--- Task to carry out ---
Reproduce every line of all the records below without any change, leaving out the pictures.

─── Records supplied

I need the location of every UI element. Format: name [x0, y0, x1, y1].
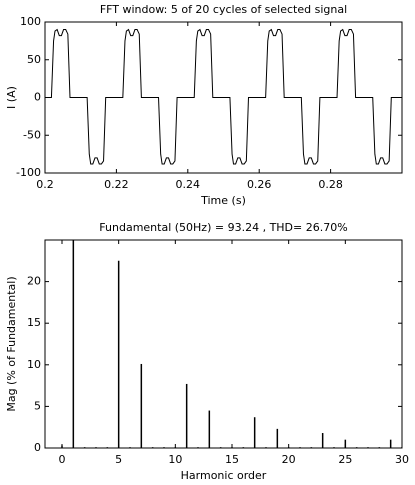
y-tick-label: -100 [16, 166, 41, 179]
x-tick-label: 25 [338, 453, 352, 466]
x-tick-label: 30 [395, 453, 409, 466]
signal-line [45, 28, 402, 165]
y-tick-label: 0 [34, 441, 41, 454]
y-axis-label: I (A) [5, 86, 18, 109]
x-tick-label: 0.22 [104, 178, 129, 191]
y-tick-label: 15 [27, 316, 41, 329]
chart-title: Fundamental (50Hz) = 93.24 , THD= 26.70% [99, 221, 347, 234]
x-tick-label: 0.26 [247, 178, 272, 191]
plot-layer [45, 28, 402, 165]
y-axis-label: Mag (% of Fundamental) [5, 276, 18, 411]
y-tick-label: 100 [20, 15, 41, 28]
x-tick-label: 0.2 [36, 178, 54, 191]
plot-area [44, 239, 403, 449]
y-tick-label: 5 [34, 399, 41, 412]
y-tick-label: 20 [27, 275, 41, 288]
x-tick-label: 0.24 [176, 178, 201, 191]
x-tick-label: 20 [282, 453, 296, 466]
x-axis-label: Time (s) [200, 194, 246, 207]
y-tick-label: -50 [23, 128, 41, 141]
chart-title: FFT window: 5 of 20 cycles of selected s… [100, 3, 347, 16]
x-axis-label: Harmonic order [181, 469, 267, 482]
x-tick-label: 5 [115, 453, 122, 466]
x-tick-label: 0 [59, 453, 66, 466]
x-tick-label: 0.28 [318, 178, 343, 191]
plot-layer [61, 240, 402, 448]
x-tick-label: 10 [168, 453, 182, 466]
y-tick-label: 50 [27, 53, 41, 66]
y-tick-label: 0 [34, 91, 41, 104]
y-tick-label: 10 [27, 358, 41, 371]
x-tick-label: 15 [225, 453, 239, 466]
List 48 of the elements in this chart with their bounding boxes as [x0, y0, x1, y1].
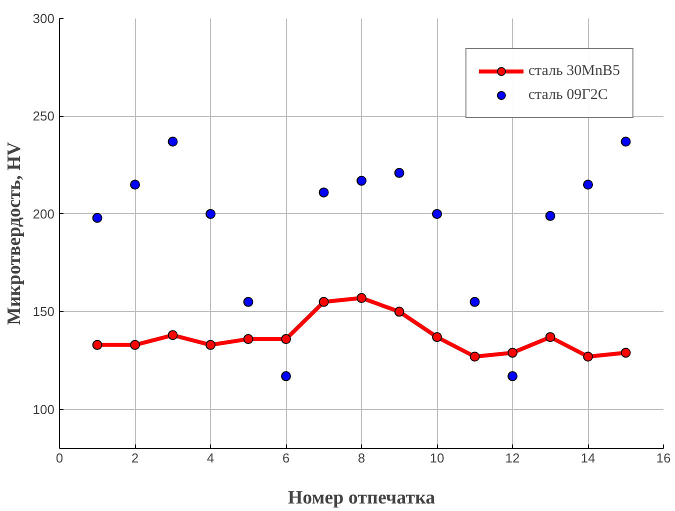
point — [92, 212, 102, 223]
x-tick-label: 12 — [505, 450, 520, 466]
y-tick-label: 100 — [32, 402, 55, 417]
point — [281, 371, 291, 382]
point — [394, 168, 404, 178]
point — [545, 210, 556, 221]
x-tick-label: 4 — [206, 450, 214, 466]
point — [206, 208, 216, 219]
x-tick-label: 2 — [131, 450, 139, 466]
point — [92, 340, 102, 350]
point — [318, 187, 329, 198]
x-tick-label: 0 — [56, 450, 64, 466]
legend-label: сталь 30MnB5 — [528, 62, 620, 80]
point — [168, 330, 178, 340]
x-tick-label: 14 — [580, 450, 596, 466]
point — [130, 180, 140, 190]
x-tick-label: 8 — [358, 450, 366, 466]
point — [620, 348, 631, 358]
point — [130, 340, 140, 350]
point — [168, 136, 178, 147]
point — [243, 334, 254, 344]
x-axis-title: Номер отпечатка — [288, 488, 436, 508]
point — [318, 296, 329, 307]
x-tick-label: 10 — [430, 450, 444, 466]
point — [356, 293, 366, 303]
point — [545, 332, 556, 342]
point — [583, 352, 593, 362]
y-tick-label: 250 — [32, 108, 55, 124]
point — [583, 180, 593, 190]
x-tick-label: 6 — [282, 450, 290, 466]
point — [356, 176, 366, 186]
y-tick-label: 150 — [32, 304, 55, 320]
point — [206, 340, 216, 350]
point — [432, 208, 442, 219]
point — [470, 352, 480, 362]
y-axis-title: Микротвердость, HV — [4, 142, 25, 325]
y-tick-label: 200 — [32, 206, 55, 222]
point — [470, 296, 480, 307]
point — [243, 296, 254, 307]
point — [394, 306, 404, 317]
x-tick-label: 16 — [656, 450, 671, 466]
point — [432, 332, 442, 342]
point — [508, 371, 518, 382]
y-tick-label: 300 — [32, 11, 55, 26]
point — [508, 348, 518, 358]
point — [281, 334, 291, 344]
legend-label: сталь 09Г2С — [528, 86, 608, 104]
point — [620, 136, 631, 147]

──────

--- Result of the exercise ---
I need the location of every UI element. Format: name [x0, y0, x1, y1].
y-tick-label: -100 [16, 166, 41, 179]
x-tick-label: 25 [338, 453, 352, 466]
x-tick-label: 30 [395, 453, 409, 466]
signal-line [45, 28, 402, 165]
y-tick-label: 0 [34, 441, 41, 454]
y-axis-label: I (A) [5, 86, 18, 109]
x-tick-label: 0.22 [104, 178, 129, 191]
y-tick-label: 15 [27, 316, 41, 329]
chart-title: Fundamental (50Hz) = 93.24 , THD= 26.70% [99, 221, 347, 234]
x-tick-label: 0.26 [247, 178, 272, 191]
plot-layer [45, 28, 402, 165]
y-axis-label: Mag (% of Fundamental) [5, 276, 18, 411]
y-tick-label: 100 [20, 15, 41, 28]
x-tick-label: 0.2 [36, 178, 54, 191]
plot-area [44, 239, 403, 449]
y-tick-label: 5 [34, 399, 41, 412]
y-tick-label: 20 [27, 275, 41, 288]
x-tick-label: 0.24 [176, 178, 201, 191]
x-tick-label: 20 [282, 453, 296, 466]
x-axis-label: Time (s) [200, 194, 246, 207]
y-tick-label: -50 [23, 128, 41, 141]
chart-title: FFT window: 5 of 20 cycles of selected s… [100, 3, 347, 16]
x-axis-label: Harmonic order [181, 469, 267, 482]
x-tick-label: 5 [115, 453, 122, 466]
x-tick-label: 0 [59, 453, 66, 466]
x-tick-label: 0.28 [318, 178, 343, 191]
plot-layer [61, 240, 402, 448]
x-tick-label: 10 [168, 453, 182, 466]
y-tick-label: 50 [27, 53, 41, 66]
y-tick-label: 0 [34, 91, 41, 104]
y-tick-label: 10 [27, 358, 41, 371]
x-tick-label: 15 [225, 453, 239, 466]
List 48 of the elements in this chart with their bounding boxes as [x0, y0, x1, y1].
point — [92, 212, 102, 223]
x-tick-label: 12 — [505, 450, 520, 466]
y-tick-label: 100 — [32, 402, 55, 417]
point — [281, 371, 291, 382]
point — [394, 168, 404, 178]
point — [545, 210, 556, 221]
x-tick-label: 4 — [206, 450, 214, 466]
point — [206, 208, 216, 219]
x-tick-label: 2 — [131, 450, 139, 466]
point — [92, 340, 102, 350]
point — [318, 187, 329, 198]
x-tick-label: 0 — [56, 450, 64, 466]
legend-label: сталь 30MnB5 — [528, 62, 620, 80]
point — [168, 330, 178, 340]
x-tick-label: 14 — [580, 450, 596, 466]
point — [130, 180, 140, 190]
x-tick-label: 8 — [358, 450, 366, 466]
point — [620, 348, 631, 358]
point — [130, 340, 140, 350]
point — [168, 136, 178, 147]
point — [243, 334, 254, 344]
x-axis-title: Номер отпечатка — [288, 488, 436, 508]
point — [318, 296, 329, 307]
x-tick-label: 10 — [430, 450, 444, 466]
point — [356, 293, 366, 303]
point — [545, 332, 556, 342]
point — [583, 352, 593, 362]
y-tick-label: 250 — [32, 108, 55, 124]
point — [583, 180, 593, 190]
x-tick-label: 6 — [282, 450, 290, 466]
point — [356, 176, 366, 186]
y-tick-label: 150 — [32, 304, 55, 320]
point — [206, 340, 216, 350]
point — [432, 208, 442, 219]
point — [470, 352, 480, 362]
y-axis-title: Микротвердость, HV — [4, 142, 25, 325]
y-tick-label: 200 — [32, 206, 55, 222]
point — [470, 296, 480, 307]
point — [243, 296, 254, 307]
point — [394, 306, 404, 317]
x-tick-label: 16 — [656, 450, 671, 466]
point — [432, 332, 442, 342]
point — [508, 371, 518, 382]
y-tick-label: 300 — [32, 11, 55, 26]
point — [508, 348, 518, 358]
point — [281, 334, 291, 344]
legend-label: сталь 09Г2С — [528, 86, 608, 104]
point — [620, 136, 631, 147]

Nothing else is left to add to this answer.